▶ Brief
Report the number of lines where the string "this" occurs, and write nothing else.

▶ Material
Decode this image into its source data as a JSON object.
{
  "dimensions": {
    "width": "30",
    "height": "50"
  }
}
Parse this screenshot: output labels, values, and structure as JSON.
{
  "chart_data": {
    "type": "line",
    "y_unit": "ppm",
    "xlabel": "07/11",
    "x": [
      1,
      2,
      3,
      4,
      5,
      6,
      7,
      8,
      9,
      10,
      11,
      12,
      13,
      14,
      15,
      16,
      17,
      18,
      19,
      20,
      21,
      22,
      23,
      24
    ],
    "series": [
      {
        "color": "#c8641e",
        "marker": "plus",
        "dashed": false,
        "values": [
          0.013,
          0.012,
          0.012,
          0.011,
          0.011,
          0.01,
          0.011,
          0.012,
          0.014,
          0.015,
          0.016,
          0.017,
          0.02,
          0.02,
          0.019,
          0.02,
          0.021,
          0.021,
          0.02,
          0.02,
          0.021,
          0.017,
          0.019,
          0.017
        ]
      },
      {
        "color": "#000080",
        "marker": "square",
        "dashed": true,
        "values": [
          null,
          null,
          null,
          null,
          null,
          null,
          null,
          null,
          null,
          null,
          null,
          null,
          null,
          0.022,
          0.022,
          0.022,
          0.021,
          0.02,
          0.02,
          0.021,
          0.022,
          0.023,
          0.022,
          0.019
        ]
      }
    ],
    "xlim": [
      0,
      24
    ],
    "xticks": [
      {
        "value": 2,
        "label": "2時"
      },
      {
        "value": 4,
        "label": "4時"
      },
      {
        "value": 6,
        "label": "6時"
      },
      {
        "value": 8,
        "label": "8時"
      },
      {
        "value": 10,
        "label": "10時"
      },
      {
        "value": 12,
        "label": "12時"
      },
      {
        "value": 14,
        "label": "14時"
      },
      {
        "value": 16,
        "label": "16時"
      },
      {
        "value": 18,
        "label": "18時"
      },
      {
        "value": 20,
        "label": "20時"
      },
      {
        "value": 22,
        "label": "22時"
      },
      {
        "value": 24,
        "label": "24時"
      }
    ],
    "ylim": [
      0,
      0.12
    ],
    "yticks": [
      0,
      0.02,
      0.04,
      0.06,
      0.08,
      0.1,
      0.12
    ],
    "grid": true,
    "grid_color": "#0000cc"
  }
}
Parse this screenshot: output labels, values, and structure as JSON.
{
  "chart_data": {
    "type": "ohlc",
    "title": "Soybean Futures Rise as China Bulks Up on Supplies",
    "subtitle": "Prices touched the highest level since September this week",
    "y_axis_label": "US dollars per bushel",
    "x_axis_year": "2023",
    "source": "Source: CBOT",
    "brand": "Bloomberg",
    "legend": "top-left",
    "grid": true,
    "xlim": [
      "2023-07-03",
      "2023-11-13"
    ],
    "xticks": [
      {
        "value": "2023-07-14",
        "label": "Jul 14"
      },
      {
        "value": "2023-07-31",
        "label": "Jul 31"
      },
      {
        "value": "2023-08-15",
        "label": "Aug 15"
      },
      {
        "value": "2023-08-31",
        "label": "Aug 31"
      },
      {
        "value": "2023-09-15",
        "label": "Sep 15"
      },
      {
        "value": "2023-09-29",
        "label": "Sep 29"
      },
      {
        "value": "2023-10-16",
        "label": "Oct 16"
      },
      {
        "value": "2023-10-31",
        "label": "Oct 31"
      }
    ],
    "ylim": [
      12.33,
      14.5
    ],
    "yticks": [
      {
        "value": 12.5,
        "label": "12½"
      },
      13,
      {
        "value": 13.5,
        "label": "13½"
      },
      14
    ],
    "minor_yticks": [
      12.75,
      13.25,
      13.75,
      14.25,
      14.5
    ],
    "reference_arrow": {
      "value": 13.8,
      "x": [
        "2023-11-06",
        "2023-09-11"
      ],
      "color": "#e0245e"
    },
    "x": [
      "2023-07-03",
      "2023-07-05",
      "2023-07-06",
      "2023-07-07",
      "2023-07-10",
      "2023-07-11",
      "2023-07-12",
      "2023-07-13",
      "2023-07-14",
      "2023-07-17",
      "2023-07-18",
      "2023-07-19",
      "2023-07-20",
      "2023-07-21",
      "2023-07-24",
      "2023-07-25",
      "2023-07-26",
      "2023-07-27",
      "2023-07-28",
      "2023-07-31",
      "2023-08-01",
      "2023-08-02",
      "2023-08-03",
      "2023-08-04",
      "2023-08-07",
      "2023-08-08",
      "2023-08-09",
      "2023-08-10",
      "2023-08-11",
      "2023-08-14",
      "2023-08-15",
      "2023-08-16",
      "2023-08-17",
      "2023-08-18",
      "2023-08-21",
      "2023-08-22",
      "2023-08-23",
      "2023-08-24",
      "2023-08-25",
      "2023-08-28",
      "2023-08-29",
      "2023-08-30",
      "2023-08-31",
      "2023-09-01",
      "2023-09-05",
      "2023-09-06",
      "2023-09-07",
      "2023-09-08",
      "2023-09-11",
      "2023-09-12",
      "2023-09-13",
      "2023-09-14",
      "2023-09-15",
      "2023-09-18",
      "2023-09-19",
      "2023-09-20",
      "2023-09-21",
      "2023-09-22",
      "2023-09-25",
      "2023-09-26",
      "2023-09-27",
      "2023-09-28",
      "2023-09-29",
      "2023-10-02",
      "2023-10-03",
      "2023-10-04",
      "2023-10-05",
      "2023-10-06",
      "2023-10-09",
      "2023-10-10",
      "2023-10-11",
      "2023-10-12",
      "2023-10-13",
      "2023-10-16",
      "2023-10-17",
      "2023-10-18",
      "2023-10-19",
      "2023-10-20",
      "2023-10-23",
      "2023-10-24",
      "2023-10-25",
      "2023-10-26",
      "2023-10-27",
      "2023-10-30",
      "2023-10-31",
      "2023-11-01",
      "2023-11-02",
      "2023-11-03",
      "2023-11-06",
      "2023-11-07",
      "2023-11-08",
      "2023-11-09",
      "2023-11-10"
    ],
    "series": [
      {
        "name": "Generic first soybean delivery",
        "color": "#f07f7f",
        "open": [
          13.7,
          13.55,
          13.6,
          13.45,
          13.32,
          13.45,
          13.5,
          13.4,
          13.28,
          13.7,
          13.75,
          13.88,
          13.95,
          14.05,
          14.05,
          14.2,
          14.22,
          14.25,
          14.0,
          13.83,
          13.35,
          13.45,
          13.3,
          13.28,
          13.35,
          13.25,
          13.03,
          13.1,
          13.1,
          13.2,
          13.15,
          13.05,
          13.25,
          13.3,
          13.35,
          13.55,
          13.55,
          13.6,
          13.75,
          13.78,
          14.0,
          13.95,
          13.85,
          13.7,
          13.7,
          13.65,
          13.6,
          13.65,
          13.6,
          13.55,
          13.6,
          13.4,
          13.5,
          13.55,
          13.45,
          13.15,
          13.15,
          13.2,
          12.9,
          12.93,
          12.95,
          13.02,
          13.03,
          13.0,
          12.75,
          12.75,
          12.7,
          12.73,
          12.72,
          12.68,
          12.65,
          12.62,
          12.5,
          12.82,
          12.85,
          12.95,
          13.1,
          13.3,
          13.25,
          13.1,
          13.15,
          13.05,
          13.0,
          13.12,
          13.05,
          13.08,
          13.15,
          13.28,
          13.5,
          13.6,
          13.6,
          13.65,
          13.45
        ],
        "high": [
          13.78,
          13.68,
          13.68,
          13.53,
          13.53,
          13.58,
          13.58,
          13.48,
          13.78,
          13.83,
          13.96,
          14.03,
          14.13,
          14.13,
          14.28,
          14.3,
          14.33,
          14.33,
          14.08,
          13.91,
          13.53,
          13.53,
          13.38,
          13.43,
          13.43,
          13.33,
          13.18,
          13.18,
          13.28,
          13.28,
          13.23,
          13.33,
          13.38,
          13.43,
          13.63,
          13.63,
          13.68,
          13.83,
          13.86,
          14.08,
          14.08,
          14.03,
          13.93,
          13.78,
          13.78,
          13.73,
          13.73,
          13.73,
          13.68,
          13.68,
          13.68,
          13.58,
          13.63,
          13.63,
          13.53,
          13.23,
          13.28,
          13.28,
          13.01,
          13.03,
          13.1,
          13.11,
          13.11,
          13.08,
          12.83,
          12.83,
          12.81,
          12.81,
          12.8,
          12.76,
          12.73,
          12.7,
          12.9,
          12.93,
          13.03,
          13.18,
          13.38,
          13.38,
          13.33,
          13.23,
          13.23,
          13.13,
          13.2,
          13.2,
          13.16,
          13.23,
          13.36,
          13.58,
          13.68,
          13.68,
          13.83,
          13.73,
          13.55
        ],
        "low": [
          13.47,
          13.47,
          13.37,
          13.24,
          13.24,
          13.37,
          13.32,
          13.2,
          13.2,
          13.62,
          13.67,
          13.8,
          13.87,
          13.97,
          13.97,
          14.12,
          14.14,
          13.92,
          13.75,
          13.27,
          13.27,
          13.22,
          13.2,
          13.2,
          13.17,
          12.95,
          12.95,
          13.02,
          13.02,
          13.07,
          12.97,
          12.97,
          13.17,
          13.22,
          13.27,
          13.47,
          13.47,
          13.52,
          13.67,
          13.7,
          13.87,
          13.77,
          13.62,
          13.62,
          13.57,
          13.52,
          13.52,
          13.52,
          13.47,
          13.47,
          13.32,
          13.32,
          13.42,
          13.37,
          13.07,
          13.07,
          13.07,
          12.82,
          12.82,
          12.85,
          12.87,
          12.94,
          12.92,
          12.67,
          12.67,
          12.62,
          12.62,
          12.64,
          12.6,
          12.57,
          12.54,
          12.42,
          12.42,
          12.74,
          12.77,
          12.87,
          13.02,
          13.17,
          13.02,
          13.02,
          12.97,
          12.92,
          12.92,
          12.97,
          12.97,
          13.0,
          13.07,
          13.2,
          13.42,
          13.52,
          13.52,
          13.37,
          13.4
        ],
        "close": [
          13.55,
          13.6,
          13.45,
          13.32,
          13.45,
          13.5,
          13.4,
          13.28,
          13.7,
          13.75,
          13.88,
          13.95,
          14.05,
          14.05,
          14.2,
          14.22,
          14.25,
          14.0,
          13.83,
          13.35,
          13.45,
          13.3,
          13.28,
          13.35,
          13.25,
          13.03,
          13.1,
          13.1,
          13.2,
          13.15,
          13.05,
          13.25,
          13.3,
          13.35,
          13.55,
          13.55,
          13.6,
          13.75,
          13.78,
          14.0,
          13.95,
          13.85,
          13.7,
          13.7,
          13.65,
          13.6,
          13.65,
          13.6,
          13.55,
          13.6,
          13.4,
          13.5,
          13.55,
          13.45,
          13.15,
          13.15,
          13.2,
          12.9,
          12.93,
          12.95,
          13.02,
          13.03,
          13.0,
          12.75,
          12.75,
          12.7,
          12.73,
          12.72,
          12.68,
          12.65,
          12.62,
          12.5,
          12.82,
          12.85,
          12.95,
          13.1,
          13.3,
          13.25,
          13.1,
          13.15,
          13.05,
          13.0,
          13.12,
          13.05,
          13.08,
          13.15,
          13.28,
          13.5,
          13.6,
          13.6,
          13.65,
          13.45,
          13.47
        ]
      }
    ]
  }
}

▶ Answer below
4